▶ _Extracted information_
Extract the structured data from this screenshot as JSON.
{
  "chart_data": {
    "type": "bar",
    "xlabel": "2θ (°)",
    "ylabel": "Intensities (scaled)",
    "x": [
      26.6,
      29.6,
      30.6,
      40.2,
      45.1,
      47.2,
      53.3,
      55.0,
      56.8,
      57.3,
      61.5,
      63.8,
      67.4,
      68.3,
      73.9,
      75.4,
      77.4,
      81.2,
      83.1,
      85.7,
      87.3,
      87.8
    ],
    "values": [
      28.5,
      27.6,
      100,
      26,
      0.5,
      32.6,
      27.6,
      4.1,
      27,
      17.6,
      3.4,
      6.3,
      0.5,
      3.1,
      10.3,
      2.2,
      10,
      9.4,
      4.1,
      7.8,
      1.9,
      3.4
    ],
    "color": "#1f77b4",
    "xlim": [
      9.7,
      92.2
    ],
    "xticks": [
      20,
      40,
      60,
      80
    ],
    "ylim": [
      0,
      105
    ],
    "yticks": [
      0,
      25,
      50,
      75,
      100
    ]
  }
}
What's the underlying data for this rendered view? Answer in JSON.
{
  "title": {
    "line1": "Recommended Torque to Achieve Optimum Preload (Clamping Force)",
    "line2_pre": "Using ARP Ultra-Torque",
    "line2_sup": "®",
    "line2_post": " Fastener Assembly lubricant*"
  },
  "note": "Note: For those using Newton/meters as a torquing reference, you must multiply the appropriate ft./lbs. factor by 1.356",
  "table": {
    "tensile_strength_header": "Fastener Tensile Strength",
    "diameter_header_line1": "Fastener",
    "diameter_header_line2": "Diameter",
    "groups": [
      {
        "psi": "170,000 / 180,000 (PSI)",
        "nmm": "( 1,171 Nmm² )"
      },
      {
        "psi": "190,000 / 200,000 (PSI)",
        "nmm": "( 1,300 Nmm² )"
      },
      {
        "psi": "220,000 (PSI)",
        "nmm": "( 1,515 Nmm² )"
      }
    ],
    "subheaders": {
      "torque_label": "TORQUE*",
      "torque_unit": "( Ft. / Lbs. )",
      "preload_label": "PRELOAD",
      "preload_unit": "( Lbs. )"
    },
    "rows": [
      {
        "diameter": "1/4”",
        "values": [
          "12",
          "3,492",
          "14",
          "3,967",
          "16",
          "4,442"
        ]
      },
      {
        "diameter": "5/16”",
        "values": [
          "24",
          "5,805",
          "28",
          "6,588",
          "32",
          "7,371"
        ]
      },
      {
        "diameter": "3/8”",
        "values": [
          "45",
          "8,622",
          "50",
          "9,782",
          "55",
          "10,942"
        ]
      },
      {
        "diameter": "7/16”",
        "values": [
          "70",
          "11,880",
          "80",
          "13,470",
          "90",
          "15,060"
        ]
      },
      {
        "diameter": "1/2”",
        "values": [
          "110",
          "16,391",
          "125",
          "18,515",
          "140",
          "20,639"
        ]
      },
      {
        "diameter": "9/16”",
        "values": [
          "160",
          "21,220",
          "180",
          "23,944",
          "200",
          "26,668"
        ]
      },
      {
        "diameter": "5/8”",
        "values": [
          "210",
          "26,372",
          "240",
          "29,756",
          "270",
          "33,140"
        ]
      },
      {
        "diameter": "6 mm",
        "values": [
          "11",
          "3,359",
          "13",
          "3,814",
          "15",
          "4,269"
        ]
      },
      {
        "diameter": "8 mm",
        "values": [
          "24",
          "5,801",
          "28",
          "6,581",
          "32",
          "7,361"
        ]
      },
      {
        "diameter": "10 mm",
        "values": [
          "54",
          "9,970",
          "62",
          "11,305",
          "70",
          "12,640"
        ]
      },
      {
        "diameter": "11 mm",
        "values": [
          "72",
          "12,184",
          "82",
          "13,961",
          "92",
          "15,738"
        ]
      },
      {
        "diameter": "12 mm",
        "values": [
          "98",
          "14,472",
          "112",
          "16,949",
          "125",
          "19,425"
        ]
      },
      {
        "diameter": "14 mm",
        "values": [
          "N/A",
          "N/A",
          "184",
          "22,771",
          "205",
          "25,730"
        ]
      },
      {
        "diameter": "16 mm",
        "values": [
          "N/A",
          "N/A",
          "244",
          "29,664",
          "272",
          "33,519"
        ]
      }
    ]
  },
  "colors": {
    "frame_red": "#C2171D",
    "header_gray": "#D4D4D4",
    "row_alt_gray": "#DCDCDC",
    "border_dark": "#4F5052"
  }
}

▶ _Task directions_
Return each line of the records above exactly as it reads.

▶ _Task solution_
Extract the structured data from this screenshot as JSON.
{
  "chart_data": {
    "type": "bar",
    "xlabel": "2θ (°)",
    "ylabel": "Intensities (scaled)",
    "x": [
      26.6,
      29.6,
      30.6,
      40.2,
      45.1,
      47.2,
      53.3,
      55.0,
      56.8,
      57.3,
      61.5,
      63.8,
      67.4,
      68.3,
      73.9,
      75.4,
      77.4,
      81.2,
      83.1,
      85.7,
      87.3,
      87.8
    ],
    "values": [
      28.5,
      27.6,
      100,
      26,
      0.5,
      32.6,
      27.6,
      4.1,
      27,
      17.6,
      3.4,
      6.3,
      0.5,
      3.1,
      10.3,
      2.2,
      10,
      9.4,
      4.1,
      7.8,
      1.9,
      3.4
    ],
    "color": "#1f77b4",
    "xlim": [
      9.7,
      92.2
    ],
    "xticks": [
      20,
      40,
      60,
      80
    ],
    "ylim": [
      0,
      105
    ],
    "yticks": [
      0,
      25,
      50,
      75,
      100
    ]
  }
}
What's the underlying data for this rendered view? Answer in JSON.
{
  "title": {
    "line1": "Recommended Torque to Achieve Optimum Preload (Clamping Force)",
    "line2_pre": "Using ARP Ultra-Torque",
    "line2_sup": "®",
    "line2_post": " Fastener Assembly lubricant*"
  },
  "note": "Note: For those using Newton/meters as a torquing reference, you must multiply the appropriate ft./lbs. factor by 1.356",
  "table": {
    "tensile_strength_header": "Fastener Tensile Strength",
    "diameter_header_line1": "Fastener",
    "diameter_header_line2": "Diameter",
    "groups": [
      {
        "psi": "170,000 / 180,000 (PSI)",
        "nmm": "( 1,171 Nmm² )"
      },
      {
        "psi": "190,000 / 200,000 (PSI)",
        "nmm": "( 1,300 Nmm² )"
      },
      {
        "psi": "220,000 (PSI)",
        "nmm": "( 1,515 Nmm² )"
      }
    ],
    "subheaders": {
      "torque_label": "TORQUE*",
      "torque_unit": "( Ft. / Lbs. )",
      "preload_label": "PRELOAD",
      "preload_unit": "( Lbs. )"
    },
    "rows": [
      {
        "diameter": "1/4”",
        "values": [
          "12",
          "3,492",
          "14",
          "3,967",
          "16",
          "4,442"
        ]
      },
      {
        "diameter": "5/16”",
        "values": [
          "24",
          "5,805",
          "28",
          "6,588",
          "32",
          "7,371"
        ]
      },
      {
        "diameter": "3/8”",
        "values": [
          "45",
          "8,622",
          "50",
          "9,782",
          "55",
          "10,942"
        ]
      },
      {
        "diameter": "7/16”",
        "values": [
          "70",
          "11,880",
          "80",
          "13,470",
          "90",
          "15,060"
        ]
      },
      {
        "diameter": "1/2”",
        "values": [
          "110",
          "16,391",
          "125",
          "18,515",
          "140",
          "20,639"
        ]
      },
      {
        "diameter": "9/16”",
        "values": [
          "160",
          "21,220",
          "180",
          "23,944",
          "200",
          "26,668"
        ]
      },
      {
        "diameter": "5/8”",
        "values": [
          "210",
          "26,372",
          "240",
          "29,756",
          "270",
          "33,140"
        ]
      },
      {
        "diameter": "6 mm",
        "values": [
          "11",
          "3,359",
          "13",
          "3,814",
          "15",
          "4,269"
        ]
      },
      {
        "diameter": "8 mm",
        "values": [
          "24",
          "5,801",
          "28",
          "6,581",
          "32",
          "7,361"
        ]
      },
      {
        "diameter": "10 mm",
        "values": [
          "54",
          "9,970",
          "62",
          "11,305",
          "70",
          "12,640"
        ]
      },
      {
        "diameter": "11 mm",
        "values": [
          "72",
          "12,184",
          "82",
          "13,961",
          "92",
          "15,738"
        ]
      },
      {
        "diameter": "12 mm",
        "values": [
          "98",
          "14,472",
          "112",
          "16,949",
          "125",
          "19,425"
        ]
      },
      {
        "diameter": "14 mm",
        "values": [
          "N/A",
          "N/A",
          "184",
          "22,771",
          "205",
          "25,730"
        ]
      },
      {
        "diameter": "16 mm",
        "values": [
          "N/A",
          "N/A",
          "244",
          "29,664",
          "272",
          "33,519"
        ]
      }
    ]
  },
  "colors": {
    "frame_red": "#C2171D",
    "header_gray": "#D4D4D4",
    "row_alt_gray": "#DCDCDC",
    "border_dark": "#4F5052"
  }
}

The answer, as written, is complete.